= What to work on =
Collect each line of the records containing the string "including".

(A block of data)
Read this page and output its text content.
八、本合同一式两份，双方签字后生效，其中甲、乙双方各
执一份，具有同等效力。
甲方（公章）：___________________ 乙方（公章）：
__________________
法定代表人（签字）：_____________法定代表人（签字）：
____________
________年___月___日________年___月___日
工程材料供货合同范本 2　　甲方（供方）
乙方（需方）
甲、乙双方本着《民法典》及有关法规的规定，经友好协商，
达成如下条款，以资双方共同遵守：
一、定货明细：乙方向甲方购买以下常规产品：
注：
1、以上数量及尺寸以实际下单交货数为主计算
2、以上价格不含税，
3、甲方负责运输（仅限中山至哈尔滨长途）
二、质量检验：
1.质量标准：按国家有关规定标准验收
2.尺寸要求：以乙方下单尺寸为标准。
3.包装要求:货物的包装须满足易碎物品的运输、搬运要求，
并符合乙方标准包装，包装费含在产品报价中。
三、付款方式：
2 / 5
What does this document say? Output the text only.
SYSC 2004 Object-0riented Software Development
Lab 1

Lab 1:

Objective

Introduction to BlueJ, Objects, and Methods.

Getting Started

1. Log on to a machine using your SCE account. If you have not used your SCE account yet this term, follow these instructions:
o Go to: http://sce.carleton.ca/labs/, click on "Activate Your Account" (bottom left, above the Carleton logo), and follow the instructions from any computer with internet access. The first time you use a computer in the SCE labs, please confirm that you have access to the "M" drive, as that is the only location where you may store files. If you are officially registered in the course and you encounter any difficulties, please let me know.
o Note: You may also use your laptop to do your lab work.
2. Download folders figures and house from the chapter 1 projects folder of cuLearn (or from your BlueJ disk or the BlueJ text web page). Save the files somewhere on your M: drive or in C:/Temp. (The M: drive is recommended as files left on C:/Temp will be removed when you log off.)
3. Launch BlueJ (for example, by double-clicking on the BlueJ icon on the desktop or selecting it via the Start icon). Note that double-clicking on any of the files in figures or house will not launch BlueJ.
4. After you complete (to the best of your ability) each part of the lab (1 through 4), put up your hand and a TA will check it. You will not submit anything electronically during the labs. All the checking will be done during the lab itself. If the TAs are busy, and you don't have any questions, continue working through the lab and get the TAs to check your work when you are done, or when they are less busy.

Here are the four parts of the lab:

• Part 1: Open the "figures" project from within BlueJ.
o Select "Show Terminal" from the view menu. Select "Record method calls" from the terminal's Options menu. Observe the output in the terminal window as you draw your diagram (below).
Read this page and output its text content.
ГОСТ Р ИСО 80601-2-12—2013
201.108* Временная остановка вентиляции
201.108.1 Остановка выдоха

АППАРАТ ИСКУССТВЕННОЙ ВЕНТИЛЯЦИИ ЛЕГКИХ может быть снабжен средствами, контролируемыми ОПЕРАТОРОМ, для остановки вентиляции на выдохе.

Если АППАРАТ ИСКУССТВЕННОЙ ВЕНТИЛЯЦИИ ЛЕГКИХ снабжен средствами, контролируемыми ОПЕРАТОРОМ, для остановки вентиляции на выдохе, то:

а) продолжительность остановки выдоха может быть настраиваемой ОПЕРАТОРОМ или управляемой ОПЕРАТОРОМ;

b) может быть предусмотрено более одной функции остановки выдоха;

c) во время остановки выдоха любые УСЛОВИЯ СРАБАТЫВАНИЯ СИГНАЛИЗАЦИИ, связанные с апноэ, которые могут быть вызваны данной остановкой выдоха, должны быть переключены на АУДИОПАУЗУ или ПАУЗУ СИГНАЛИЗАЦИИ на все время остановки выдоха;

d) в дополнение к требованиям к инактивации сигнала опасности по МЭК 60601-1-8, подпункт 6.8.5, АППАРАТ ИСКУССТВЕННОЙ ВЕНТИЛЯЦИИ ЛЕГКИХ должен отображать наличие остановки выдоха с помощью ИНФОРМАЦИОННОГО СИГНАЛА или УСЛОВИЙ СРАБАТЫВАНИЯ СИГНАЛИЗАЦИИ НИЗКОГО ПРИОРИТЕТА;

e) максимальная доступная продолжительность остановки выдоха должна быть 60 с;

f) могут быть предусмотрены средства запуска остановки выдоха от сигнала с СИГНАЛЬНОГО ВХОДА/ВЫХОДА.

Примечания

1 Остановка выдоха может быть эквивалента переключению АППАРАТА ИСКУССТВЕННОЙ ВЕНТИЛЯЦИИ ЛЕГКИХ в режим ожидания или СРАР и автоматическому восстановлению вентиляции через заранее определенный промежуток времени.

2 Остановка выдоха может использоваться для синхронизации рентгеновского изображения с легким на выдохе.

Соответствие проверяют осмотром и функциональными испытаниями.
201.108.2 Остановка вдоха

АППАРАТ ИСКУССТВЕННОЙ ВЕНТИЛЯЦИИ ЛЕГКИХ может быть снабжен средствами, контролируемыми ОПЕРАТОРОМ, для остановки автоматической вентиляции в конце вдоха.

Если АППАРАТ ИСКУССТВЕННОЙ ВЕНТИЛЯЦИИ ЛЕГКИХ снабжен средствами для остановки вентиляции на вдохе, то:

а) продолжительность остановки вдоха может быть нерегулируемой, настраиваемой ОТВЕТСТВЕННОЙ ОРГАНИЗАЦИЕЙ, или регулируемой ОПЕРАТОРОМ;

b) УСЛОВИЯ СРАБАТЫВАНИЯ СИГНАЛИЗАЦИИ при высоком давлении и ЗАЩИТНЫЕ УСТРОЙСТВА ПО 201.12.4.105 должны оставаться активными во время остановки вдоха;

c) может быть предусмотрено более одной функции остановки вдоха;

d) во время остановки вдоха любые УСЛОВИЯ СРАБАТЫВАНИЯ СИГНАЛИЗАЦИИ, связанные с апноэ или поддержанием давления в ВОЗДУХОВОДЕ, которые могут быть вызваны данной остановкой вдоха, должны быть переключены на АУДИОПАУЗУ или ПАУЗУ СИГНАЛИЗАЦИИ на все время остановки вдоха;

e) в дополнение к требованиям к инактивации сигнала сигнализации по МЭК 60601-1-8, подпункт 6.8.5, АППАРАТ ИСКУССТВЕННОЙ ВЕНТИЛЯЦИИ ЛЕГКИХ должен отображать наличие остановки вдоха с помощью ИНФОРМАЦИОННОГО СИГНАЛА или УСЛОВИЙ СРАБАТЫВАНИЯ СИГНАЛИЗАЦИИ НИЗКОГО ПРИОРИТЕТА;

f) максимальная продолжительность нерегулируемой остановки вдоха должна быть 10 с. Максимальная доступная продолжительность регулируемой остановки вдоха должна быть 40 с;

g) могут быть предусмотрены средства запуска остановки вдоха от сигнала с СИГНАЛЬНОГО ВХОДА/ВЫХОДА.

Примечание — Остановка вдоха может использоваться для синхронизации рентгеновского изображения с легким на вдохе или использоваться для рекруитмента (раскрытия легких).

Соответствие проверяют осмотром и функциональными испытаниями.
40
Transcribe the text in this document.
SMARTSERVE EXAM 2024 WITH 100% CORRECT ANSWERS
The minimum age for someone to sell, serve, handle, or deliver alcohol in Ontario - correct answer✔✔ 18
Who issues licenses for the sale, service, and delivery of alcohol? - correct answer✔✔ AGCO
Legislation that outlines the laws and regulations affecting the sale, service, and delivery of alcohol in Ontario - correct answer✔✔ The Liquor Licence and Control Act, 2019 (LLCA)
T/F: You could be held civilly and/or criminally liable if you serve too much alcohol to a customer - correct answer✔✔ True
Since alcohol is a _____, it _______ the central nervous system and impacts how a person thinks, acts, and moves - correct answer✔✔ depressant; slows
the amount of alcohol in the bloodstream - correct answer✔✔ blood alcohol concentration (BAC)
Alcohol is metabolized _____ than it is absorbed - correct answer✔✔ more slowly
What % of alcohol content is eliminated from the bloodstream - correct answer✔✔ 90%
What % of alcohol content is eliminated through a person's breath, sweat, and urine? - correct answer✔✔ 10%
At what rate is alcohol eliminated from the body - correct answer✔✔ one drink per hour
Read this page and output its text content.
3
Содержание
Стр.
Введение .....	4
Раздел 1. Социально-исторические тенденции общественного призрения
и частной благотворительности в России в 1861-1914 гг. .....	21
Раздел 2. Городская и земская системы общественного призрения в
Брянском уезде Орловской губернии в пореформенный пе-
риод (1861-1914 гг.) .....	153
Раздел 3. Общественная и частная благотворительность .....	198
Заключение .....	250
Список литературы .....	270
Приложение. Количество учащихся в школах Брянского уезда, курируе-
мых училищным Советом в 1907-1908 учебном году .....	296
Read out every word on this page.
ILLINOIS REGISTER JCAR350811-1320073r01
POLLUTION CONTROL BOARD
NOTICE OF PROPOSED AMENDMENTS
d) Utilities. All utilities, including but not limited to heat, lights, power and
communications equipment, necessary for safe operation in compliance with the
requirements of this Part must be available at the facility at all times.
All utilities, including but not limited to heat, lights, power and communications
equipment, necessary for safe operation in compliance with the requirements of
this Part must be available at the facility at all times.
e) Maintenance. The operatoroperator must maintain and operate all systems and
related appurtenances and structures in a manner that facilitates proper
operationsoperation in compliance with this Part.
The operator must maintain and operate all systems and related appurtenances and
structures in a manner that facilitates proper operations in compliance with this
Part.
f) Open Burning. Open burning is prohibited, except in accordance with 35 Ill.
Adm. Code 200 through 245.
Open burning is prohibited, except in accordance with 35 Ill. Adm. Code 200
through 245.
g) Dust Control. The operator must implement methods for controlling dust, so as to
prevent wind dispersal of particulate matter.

= Answer to this exercise =
d) Utilities. All utilities, including but not limited to heat, lights, power and
All utilities, including but not limited to heat, lights, power and communications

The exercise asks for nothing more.